• WHAT TO DO:
Gather up all lines that carry the word "como".

• DATA ROWS:

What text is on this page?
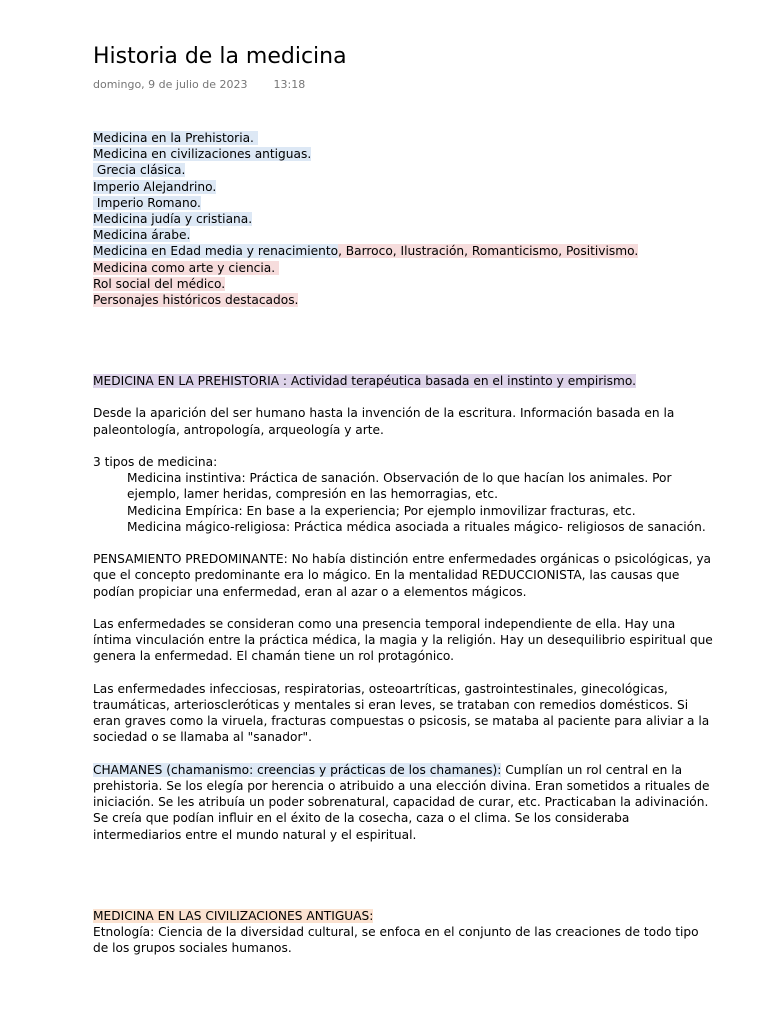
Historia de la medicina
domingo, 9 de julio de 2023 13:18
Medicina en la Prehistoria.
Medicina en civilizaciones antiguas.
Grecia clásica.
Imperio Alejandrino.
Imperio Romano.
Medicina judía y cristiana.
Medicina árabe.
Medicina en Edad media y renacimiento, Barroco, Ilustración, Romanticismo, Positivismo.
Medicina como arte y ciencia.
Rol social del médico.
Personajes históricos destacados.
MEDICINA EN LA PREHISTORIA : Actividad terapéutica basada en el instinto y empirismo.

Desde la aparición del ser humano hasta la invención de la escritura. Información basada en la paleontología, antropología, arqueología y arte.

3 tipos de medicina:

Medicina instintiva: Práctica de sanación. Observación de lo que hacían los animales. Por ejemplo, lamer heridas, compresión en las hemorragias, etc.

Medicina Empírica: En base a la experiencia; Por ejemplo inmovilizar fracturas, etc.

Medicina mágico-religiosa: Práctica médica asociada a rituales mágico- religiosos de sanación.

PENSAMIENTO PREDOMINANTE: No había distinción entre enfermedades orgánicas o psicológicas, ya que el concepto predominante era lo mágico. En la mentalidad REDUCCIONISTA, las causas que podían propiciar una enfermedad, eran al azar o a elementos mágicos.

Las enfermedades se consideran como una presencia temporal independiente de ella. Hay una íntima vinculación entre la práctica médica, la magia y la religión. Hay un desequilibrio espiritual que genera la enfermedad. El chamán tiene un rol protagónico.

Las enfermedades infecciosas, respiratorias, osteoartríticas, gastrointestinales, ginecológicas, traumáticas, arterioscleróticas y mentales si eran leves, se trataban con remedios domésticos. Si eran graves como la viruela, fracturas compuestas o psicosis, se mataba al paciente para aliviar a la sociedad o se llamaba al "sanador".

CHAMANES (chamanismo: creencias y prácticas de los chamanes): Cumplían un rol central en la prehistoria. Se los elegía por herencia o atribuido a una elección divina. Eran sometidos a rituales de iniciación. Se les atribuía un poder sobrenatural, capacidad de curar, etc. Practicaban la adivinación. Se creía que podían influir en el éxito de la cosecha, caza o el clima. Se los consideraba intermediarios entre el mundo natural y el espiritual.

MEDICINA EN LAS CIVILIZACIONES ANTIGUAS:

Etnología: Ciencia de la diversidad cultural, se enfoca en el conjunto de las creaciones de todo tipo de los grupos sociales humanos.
* * *
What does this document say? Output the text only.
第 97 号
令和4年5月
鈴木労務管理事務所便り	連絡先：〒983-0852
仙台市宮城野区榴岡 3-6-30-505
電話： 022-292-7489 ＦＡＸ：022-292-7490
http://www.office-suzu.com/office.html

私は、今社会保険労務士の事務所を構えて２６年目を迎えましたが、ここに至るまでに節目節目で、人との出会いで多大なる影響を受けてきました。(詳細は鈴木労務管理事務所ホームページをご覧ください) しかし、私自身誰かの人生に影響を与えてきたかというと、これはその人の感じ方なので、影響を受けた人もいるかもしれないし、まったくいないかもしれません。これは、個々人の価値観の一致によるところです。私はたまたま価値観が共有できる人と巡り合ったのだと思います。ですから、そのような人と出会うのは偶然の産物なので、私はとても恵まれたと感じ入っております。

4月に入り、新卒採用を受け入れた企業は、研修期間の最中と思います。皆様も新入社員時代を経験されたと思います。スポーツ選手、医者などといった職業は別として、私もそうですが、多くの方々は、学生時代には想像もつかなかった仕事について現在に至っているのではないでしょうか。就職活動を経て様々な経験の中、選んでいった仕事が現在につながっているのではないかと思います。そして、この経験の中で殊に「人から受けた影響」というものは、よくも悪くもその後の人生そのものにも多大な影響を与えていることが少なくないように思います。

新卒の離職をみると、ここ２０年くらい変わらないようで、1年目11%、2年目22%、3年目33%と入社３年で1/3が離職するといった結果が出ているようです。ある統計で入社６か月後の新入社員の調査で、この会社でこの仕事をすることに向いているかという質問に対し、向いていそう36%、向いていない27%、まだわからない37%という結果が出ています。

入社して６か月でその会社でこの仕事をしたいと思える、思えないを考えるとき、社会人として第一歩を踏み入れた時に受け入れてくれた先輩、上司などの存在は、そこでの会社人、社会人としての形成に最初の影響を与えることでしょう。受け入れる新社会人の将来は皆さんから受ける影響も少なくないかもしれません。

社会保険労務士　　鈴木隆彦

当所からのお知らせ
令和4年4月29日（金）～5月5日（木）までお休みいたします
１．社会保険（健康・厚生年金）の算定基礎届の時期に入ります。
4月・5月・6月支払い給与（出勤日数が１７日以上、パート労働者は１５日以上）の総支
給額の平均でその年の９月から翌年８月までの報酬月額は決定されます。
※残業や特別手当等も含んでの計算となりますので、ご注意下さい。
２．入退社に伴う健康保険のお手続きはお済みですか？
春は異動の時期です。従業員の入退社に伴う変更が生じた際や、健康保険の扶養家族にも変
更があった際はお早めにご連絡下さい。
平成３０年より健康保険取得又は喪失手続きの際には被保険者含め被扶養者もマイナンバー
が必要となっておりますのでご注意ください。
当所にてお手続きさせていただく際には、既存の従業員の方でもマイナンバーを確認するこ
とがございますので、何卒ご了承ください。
---
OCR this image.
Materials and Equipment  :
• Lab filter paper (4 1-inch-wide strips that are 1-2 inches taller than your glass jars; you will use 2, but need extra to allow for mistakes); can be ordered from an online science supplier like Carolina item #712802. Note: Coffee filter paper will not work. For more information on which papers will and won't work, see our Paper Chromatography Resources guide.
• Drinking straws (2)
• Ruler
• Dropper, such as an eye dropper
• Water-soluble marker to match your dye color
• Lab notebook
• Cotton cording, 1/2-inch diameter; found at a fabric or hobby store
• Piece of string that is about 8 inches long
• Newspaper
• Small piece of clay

• EXPECTED OUTPUT:
Medicina como arte y ciencia.
Las enfermedades se consideran como una presencia temporal independiente de ella. Hay una íntima vinculación entre la práctica médica, la magia y la religión. Hay un desequilibrio espiritual que genera la enfermedad. El chamán tiene un rol protagónico.
Las enfermedades infecciosas, respiratorias, osteoartríticas, gastrointestinales, ginecológicas, traumáticas, arterioscleróticas y mentales si eran leves, se trataban con remedios domésticos. Si eran graves como la viruela, fracturas compuestas o psicosis, se mataba al paciente para aliviar a la sociedad o se llamaba al "sanador".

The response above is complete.